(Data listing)
_ _ _ _ _ _ _
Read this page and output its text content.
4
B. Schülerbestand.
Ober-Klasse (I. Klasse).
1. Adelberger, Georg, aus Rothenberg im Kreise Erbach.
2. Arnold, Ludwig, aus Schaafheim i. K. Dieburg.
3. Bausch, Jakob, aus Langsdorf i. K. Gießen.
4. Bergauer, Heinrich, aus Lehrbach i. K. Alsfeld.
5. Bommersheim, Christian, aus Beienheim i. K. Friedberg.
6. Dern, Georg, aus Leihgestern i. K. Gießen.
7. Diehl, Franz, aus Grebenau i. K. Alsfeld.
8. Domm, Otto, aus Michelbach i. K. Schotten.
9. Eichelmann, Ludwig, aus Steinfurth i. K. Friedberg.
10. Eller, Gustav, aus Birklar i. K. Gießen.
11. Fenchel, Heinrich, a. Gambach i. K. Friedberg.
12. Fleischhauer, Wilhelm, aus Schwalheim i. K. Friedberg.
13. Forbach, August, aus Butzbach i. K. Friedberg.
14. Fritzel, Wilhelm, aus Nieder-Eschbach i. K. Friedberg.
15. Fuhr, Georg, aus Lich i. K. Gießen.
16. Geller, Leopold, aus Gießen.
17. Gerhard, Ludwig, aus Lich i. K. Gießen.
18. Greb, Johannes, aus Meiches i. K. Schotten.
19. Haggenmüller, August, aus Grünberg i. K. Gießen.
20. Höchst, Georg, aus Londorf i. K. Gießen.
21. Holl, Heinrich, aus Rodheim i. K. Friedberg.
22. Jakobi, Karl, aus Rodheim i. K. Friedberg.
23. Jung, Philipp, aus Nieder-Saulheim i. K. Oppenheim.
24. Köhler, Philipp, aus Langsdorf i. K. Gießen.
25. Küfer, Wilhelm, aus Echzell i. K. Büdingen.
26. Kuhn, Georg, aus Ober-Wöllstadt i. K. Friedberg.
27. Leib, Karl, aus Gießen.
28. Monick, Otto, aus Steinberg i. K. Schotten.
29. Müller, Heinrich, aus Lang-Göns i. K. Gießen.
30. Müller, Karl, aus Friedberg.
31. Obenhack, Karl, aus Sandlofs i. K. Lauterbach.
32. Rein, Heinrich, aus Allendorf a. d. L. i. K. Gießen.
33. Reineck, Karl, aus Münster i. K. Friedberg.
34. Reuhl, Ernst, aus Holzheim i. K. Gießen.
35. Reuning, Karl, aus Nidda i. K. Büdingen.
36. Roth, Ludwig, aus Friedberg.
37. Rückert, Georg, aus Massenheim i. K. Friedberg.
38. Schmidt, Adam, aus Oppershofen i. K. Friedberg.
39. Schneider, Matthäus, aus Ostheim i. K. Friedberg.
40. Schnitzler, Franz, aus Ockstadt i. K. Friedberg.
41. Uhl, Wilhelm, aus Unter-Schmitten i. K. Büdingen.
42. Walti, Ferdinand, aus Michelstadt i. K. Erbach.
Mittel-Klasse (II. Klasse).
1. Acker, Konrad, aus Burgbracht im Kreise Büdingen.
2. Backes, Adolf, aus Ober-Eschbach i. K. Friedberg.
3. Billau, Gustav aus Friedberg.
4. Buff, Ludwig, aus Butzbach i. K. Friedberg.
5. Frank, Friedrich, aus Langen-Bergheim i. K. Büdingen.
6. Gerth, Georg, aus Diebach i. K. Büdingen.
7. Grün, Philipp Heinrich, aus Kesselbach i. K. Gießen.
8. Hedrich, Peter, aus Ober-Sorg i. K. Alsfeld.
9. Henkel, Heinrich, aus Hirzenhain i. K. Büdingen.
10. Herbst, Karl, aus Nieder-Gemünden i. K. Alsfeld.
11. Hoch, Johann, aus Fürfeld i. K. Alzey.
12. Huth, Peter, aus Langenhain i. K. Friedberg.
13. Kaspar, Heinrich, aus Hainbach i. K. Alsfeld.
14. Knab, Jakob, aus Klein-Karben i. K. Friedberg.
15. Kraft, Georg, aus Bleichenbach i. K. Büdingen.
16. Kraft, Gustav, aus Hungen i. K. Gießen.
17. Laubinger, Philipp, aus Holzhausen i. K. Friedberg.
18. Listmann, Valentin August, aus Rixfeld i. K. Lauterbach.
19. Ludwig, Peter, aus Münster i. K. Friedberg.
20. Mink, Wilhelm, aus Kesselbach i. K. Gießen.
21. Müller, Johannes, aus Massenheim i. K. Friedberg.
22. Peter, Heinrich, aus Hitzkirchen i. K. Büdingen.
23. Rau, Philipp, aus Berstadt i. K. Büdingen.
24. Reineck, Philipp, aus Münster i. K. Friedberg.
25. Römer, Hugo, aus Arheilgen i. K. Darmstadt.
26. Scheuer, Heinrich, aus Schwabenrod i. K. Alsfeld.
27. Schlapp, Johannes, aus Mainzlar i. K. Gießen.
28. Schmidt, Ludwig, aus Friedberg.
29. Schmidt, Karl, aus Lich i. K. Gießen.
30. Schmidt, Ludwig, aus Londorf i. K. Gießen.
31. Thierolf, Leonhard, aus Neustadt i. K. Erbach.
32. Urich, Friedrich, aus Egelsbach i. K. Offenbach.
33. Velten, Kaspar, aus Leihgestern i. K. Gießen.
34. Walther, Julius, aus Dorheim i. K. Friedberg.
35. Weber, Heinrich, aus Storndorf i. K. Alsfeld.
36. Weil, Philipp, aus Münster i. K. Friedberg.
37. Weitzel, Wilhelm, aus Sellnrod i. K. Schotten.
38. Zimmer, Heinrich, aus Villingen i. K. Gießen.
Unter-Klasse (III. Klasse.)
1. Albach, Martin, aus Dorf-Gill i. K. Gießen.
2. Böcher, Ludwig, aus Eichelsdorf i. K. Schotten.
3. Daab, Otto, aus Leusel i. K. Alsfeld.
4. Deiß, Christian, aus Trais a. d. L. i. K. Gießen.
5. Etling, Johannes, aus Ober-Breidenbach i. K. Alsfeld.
_ _ _ _ _ _ _
* **Short exercise**:
Return the entries above exactly, each one complete.

* **Answer**:
Read this page and output its text content.
4
B. Schülerbestand.
Ober-Klasse (I. Klasse).
1. Adelberger, Georg, aus Rothenberg im Kreise Erbach.
2. Arnold, Ludwig, aus Schaafheim i. K. Dieburg.
3. Bausch, Jakob, aus Langsdorf i. K. Gießen.
4. Bergauer, Heinrich, aus Lehrbach i. K. Alsfeld.
5. Bommersheim, Christian, aus Beienheim i. K. Friedberg.
6. Dern, Georg, aus Leihgestern i. K. Gießen.
7. Diehl, Franz, aus Grebenau i. K. Alsfeld.
8. Domm, Otto, aus Michelbach i. K. Schotten.
9. Eichelmann, Ludwig, aus Steinfurth i. K. Friedberg.
10. Eller, Gustav, aus Birklar i. K. Gießen.
11. Fenchel, Heinrich, a. Gambach i. K. Friedberg.
12. Fleischhauer, Wilhelm, aus Schwalheim i. K. Friedberg.
13. Forbach, August, aus Butzbach i. K. Friedberg.
14. Fritzel, Wilhelm, aus Nieder-Eschbach i. K. Friedberg.
15. Fuhr, Georg, aus Lich i. K. Gießen.
16. Geller, Leopold, aus Gießen.
17. Gerhard, Ludwig, aus Lich i. K. Gießen.
18. Greb, Johannes, aus Meiches i. K. Schotten.
19. Haggenmüller, August, aus Grünberg i. K. Gießen.
20. Höchst, Georg, aus Londorf i. K. Gießen.
21. Holl, Heinrich, aus Rodheim i. K. Friedberg.
22. Jakobi, Karl, aus Rodheim i. K. Friedberg.
23. Jung, Philipp, aus Nieder-Saulheim i. K. Oppenheim.
24. Köhler, Philipp, aus Langsdorf i. K. Gießen.
25. Küfer, Wilhelm, aus Echzell i. K. Büdingen.
26. Kuhn, Georg, aus Ober-Wöllstadt i. K. Friedberg.
27. Leib, Karl, aus Gießen.
28. Monick, Otto, aus Steinberg i. K. Schotten.
29. Müller, Heinrich, aus Lang-Göns i. K. Gießen.
30. Müller, Karl, aus Friedberg.
31. Obenhack, Karl, aus Sandlofs i. K. Lauterbach.
32. Rein, Heinrich, aus Allendorf a. d. L. i. K. Gießen.
33. Reineck, Karl, aus Münster i. K. Friedberg.
34. Reuhl, Ernst, aus Holzheim i. K. Gießen.
35. Reuning, Karl, aus Nidda i. K. Büdingen.
36. Roth, Ludwig, aus Friedberg.
37. Rückert, Georg, aus Massenheim i. K. Friedberg.
38. Schmidt, Adam, aus Oppershofen i. K. Friedberg.
39. Schneider, Matthäus, aus Ostheim i. K. Friedberg.
40. Schnitzler, Franz, aus Ockstadt i. K. Friedberg.
41. Uhl, Wilhelm, aus Unter-Schmitten i. K. Büdingen.
42. Walti, Ferdinand, aus Michelstadt i. K. Erbach.
Mittel-Klasse (II. Klasse).
1. Acker, Konrad, aus Burgbracht im Kreise Büdingen.
2. Backes, Adolf, aus Ober-Eschbach i. K. Friedberg.
3. Billau, Gustav aus Friedberg.
4. Buff, Ludwig, aus Butzbach i. K. Friedberg.
5. Frank, Friedrich, aus Langen-Bergheim i. K. Büdingen.
6. Gerth, Georg, aus Diebach i. K. Büdingen.
7. Grün, Philipp Heinrich, aus Kesselbach i. K. Gießen.
8. Hedrich, Peter, aus Ober-Sorg i. K. Alsfeld.
9. Henkel, Heinrich, aus Hirzenhain i. K. Büdingen.
10. Herbst, Karl, aus Nieder-Gemünden i. K. Alsfeld.
11. Hoch, Johann, aus Fürfeld i. K. Alzey.
12. Huth, Peter, aus Langenhain i. K. Friedberg.
13. Kaspar, Heinrich, aus Hainbach i. K. Alsfeld.
14. Knab, Jakob, aus Klein-Karben i. K. Friedberg.
15. Kraft, Georg, aus Bleichenbach i. K. Büdingen.
16. Kraft, Gustav, aus Hungen i. K. Gießen.
17. Laubinger, Philipp, aus Holzhausen i. K. Friedberg.
18. Listmann, Valentin August, aus Rixfeld i. K. Lauterbach.
19. Ludwig, Peter, aus Münster i. K. Friedberg.
20. Mink, Wilhelm, aus Kesselbach i. K. Gießen.
21. Müller, Johannes, aus Massenheim i. K. Friedberg.
22. Peter, Heinrich, aus Hitzkirchen i. K. Büdingen.
23. Rau, Philipp, aus Berstadt i. K. Büdingen.
24. Reineck, Philipp, aus Münster i. K. Friedberg.
25. Römer, Hugo, aus Arheilgen i. K. Darmstadt.
26. Scheuer, Heinrich, aus Schwabenrod i. K. Alsfeld.
27. Schlapp, Johannes, aus Mainzlar i. K. Gießen.
28. Schmidt, Ludwig, aus Friedberg.
29. Schmidt, Karl, aus Lich i. K. Gießen.
30. Schmidt, Ludwig, aus Londorf i. K. Gießen.
31. Thierolf, Leonhard, aus Neustadt i. K. Erbach.
32. Urich, Friedrich, aus Egelsbach i. K. Offenbach.
33. Velten, Kaspar, aus Leihgestern i. K. Gießen.
34. Walther, Julius, aus Dorheim i. K. Friedberg.
35. Weber, Heinrich, aus Storndorf i. K. Alsfeld.
36. Weil, Philipp, aus Münster i. K. Friedberg.
37. Weitzel, Wilhelm, aus Sellnrod i. K. Schotten.
38. Zimmer, Heinrich, aus Villingen i. K. Gießen.
Unter-Klasse (III. Klasse.)
1. Albach, Martin, aus Dorf-Gill i. K. Gießen.
2. Böcher, Ludwig, aus Eichelsdorf i. K. Schotten.
3. Daab, Otto, aus Leusel i. K. Alsfeld.
4. Deiß, Christian, aus Trais a. d. L. i. K. Gießen.
5. Etling, Johannes, aus Ober-Breidenbach i. K. Alsfeld.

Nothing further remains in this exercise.